*SOURCE DATA*.
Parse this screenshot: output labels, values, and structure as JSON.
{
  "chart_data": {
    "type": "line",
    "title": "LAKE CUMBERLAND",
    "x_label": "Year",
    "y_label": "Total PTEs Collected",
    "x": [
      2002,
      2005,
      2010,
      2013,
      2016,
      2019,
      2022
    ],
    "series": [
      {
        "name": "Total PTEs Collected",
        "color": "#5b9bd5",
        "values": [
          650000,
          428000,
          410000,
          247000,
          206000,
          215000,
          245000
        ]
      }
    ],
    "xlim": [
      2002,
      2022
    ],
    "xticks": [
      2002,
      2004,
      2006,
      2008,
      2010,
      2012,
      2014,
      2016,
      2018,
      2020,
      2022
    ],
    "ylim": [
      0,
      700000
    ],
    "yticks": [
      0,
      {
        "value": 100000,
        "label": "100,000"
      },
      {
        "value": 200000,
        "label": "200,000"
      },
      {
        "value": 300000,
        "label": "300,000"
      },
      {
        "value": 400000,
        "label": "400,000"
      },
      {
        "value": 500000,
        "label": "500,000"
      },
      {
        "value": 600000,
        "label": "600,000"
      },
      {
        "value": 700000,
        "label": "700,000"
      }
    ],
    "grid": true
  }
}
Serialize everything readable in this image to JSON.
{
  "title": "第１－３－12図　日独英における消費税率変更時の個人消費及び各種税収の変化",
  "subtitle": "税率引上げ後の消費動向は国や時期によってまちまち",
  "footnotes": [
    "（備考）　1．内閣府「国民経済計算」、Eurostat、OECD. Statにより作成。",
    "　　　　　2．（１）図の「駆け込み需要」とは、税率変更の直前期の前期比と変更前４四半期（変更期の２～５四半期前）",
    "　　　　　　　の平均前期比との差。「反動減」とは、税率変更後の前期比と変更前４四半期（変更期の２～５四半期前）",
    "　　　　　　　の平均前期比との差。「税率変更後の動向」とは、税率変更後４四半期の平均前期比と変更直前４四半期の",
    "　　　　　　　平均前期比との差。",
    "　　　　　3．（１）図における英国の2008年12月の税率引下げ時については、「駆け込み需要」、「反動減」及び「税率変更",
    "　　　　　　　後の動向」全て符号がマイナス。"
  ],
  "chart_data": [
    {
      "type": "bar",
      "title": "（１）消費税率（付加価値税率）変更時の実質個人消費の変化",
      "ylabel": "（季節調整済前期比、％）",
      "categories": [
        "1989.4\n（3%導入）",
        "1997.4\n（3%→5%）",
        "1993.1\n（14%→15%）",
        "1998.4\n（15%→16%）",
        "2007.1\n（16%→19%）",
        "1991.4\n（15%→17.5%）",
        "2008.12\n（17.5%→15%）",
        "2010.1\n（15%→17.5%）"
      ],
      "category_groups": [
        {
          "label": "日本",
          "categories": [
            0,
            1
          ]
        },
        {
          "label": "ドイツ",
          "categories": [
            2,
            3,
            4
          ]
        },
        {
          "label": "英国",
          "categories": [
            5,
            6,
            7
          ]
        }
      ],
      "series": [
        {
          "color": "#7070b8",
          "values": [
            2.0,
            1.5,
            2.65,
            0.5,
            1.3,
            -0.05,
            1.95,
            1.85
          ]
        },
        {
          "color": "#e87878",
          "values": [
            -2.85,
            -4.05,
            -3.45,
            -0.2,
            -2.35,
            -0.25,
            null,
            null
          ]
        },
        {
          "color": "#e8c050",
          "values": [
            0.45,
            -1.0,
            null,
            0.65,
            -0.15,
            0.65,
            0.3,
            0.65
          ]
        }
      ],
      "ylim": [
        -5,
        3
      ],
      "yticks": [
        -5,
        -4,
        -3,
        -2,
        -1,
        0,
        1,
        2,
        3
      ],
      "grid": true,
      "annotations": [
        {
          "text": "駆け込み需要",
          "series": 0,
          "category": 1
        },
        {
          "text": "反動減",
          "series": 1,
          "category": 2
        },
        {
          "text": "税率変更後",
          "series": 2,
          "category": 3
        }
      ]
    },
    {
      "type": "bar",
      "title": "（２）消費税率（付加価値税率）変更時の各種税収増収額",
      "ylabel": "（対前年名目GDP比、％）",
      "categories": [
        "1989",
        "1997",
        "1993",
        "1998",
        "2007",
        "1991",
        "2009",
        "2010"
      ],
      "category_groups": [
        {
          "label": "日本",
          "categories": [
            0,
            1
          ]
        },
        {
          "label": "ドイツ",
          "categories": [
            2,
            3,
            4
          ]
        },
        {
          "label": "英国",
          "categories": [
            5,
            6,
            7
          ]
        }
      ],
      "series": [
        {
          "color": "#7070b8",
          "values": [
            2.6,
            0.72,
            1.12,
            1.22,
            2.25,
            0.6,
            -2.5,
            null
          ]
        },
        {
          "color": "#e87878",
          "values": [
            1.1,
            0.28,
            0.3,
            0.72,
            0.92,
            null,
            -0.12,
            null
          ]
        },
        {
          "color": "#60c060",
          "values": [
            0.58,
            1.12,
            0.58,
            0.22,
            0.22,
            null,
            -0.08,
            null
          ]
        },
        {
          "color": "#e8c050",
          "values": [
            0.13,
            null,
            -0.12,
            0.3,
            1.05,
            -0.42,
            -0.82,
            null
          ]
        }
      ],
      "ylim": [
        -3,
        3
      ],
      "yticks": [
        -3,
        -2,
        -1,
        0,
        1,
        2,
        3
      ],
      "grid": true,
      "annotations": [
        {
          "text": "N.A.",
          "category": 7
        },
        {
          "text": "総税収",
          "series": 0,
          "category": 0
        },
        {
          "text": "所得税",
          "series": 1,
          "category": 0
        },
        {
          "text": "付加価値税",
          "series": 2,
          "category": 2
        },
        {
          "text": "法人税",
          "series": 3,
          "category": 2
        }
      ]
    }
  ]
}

*TASK TO COMPLETE*. Using the data above, return each line exactly as written.

*OUTPUT FOR THIS EXERCISE*.
Parse this screenshot: output labels, values, and structure as JSON.
{
  "chart_data": {
    "type": "line",
    "title": "LAKE CUMBERLAND",
    "x_label": "Year",
    "y_label": "Total PTEs Collected",
    "x": [
      2002,
      2005,
      2010,
      2013,
      2016,
      2019,
      2022
    ],
    "series": [
      {
        "name": "Total PTEs Collected",
        "color": "#5b9bd5",
        "values": [
          650000,
          428000,
          410000,
          247000,
          206000,
          215000,
          245000
        ]
      }
    ],
    "xlim": [
      2002,
      2022
    ],
    "xticks": [
      2002,
      2004,
      2006,
      2008,
      2010,
      2012,
      2014,
      2016,
      2018,
      2020,
      2022
    ],
    "ylim": [
      0,
      700000
    ],
    "yticks": [
      0,
      {
        "value": 100000,
        "label": "100,000"
      },
      {
        "value": 200000,
        "label": "200,000"
      },
      {
        "value": 300000,
        "label": "300,000"
      },
      {
        "value": 400000,
        "label": "400,000"
      },
      {
        "value": 500000,
        "label": "500,000"
      },
      {
        "value": 600000,
        "label": "600,000"
      },
      {
        "value": 700000,
        "label": "700,000"
      }
    ],
    "grid": true
  }
}
Serialize everything readable in this image to JSON.
{
  "title": "第１－３－12図　日独英における消費税率変更時の個人消費及び各種税収の変化",
  "subtitle": "税率引上げ後の消費動向は国や時期によってまちまち",
  "footnotes": [
    "（備考）　1．内閣府「国民経済計算」、Eurostat、OECD. Statにより作成。",
    "　　　　　2．（１）図の「駆け込み需要」とは、税率変更の直前期の前期比と変更前４四半期（変更期の２～５四半期前）",
    "　　　　　　　の平均前期比との差。「反動減」とは、税率変更後の前期比と変更前４四半期（変更期の２～５四半期前）",
    "　　　　　　　の平均前期比との差。「税率変更後の動向」とは、税率変更後４四半期の平均前期比と変更直前４四半期の",
    "　　　　　　　平均前期比との差。",
    "　　　　　3．（１）図における英国の2008年12月の税率引下げ時については、「駆け込み需要」、「反動減」及び「税率変更",
    "　　　　　　　後の動向」全て符号がマイナス。"
  ],
  "chart_data": [
    {
      "type": "bar",
      "title": "（１）消費税率（付加価値税率）変更時の実質個人消費の変化",
      "ylabel": "（季節調整済前期比、％）",
      "categories": [
        "1989.4\n（3%導入）",
        "1997.4\n（3%→5%）",
        "1993.1\n（14%→15%）",
        "1998.4\n（15%→16%）",
        "2007.1\n（16%→19%）",
        "1991.4\n（15%→17.5%）",
        "2008.12\n（17.5%→15%）",
        "2010.1\n（15%→17.5%）"
      ],
      "category_groups": [
        {
          "label": "日本",
          "categories": [
            0,
            1
          ]
        },
        {
          "label": "ドイツ",
          "categories": [
            2,
            3,
            4
          ]
        },
        {
          "label": "英国",
          "categories": [
            5,
            6,
            7
          ]
        }
      ],
      "series": [
        {
          "color": "#7070b8",
          "values": [
            2.0,
            1.5,
            2.65,
            0.5,
            1.3,
            -0.05,
            1.95,
            1.85
          ]
        },
        {
          "color": "#e87878",
          "values": [
            -2.85,
            -4.05,
            -3.45,
            -0.2,
            -2.35,
            -0.25,
            null,
            null
          ]
        },
        {
          "color": "#e8c050",
          "values": [
            0.45,
            -1.0,
            null,
            0.65,
            -0.15,
            0.65,
            0.3,
            0.65
          ]
        }
      ],
      "ylim": [
        -5,
        3
      ],
      "yticks": [
        -5,
        -4,
        -3,
        -2,
        -1,
        0,
        1,
        2,
        3
      ],
      "grid": true,
      "annotations": [
        {
          "text": "駆け込み需要",
          "series": 0,
          "category": 1
        },
        {
          "text": "反動減",
          "series": 1,
          "category": 2
        },
        {
          "text": "税率変更後",
          "series": 2,
          "category": 3
        }
      ]
    },
    {
      "type": "bar",
      "title": "（２）消費税率（付加価値税率）変更時の各種税収増収額",
      "ylabel": "（対前年名目GDP比、％）",
      "categories": [
        "1989",
        "1997",
        "1993",
        "1998",
        "2007",
        "1991",
        "2009",
        "2010"
      ],
      "category_groups": [
        {
          "label": "日本",
          "categories": [
            0,
            1
          ]
        },
        {
          "label": "ドイツ",
          "categories": [
            2,
            3,
            4
          ]
        },
        {
          "label": "英国",
          "categories": [
            5,
            6,
            7
          ]
        }
      ],
      "series": [
        {
          "color": "#7070b8",
          "values": [
            2.6,
            0.72,
            1.12,
            1.22,
            2.25,
            0.6,
            -2.5,
            null
          ]
        },
        {
          "color": "#e87878",
          "values": [
            1.1,
            0.28,
            0.3,
            0.72,
            0.92,
            null,
            -0.12,
            null
          ]
        },
        {
          "color": "#60c060",
          "values": [
            0.58,
            1.12,
            0.58,
            0.22,
            0.22,
            null,
            -0.08,
            null
          ]
        },
        {
          "color": "#e8c050",
          "values": [
            0.13,
            null,
            -0.12,
            0.3,
            1.05,
            -0.42,
            -0.82,
            null
          ]
        }
      ],
      "ylim": [
        -3,
        3
      ],
      "yticks": [
        -3,
        -2,
        -1,
        0,
        1,
        2,
        3
      ],
      "grid": true,
      "annotations": [
        {
          "text": "N.A.",
          "category": 7
        },
        {
          "text": "総税収",
          "series": 0,
          "category": 0
        },
        {
          "text": "所得税",
          "series": 1,
          "category": 0
        },
        {
          "text": "付加価値税",
          "series": 2,
          "category": 2
        },
        {
          "text": "法人税",
          "series": 3,
          "category": 2
        }
      ]
    }
  ]
}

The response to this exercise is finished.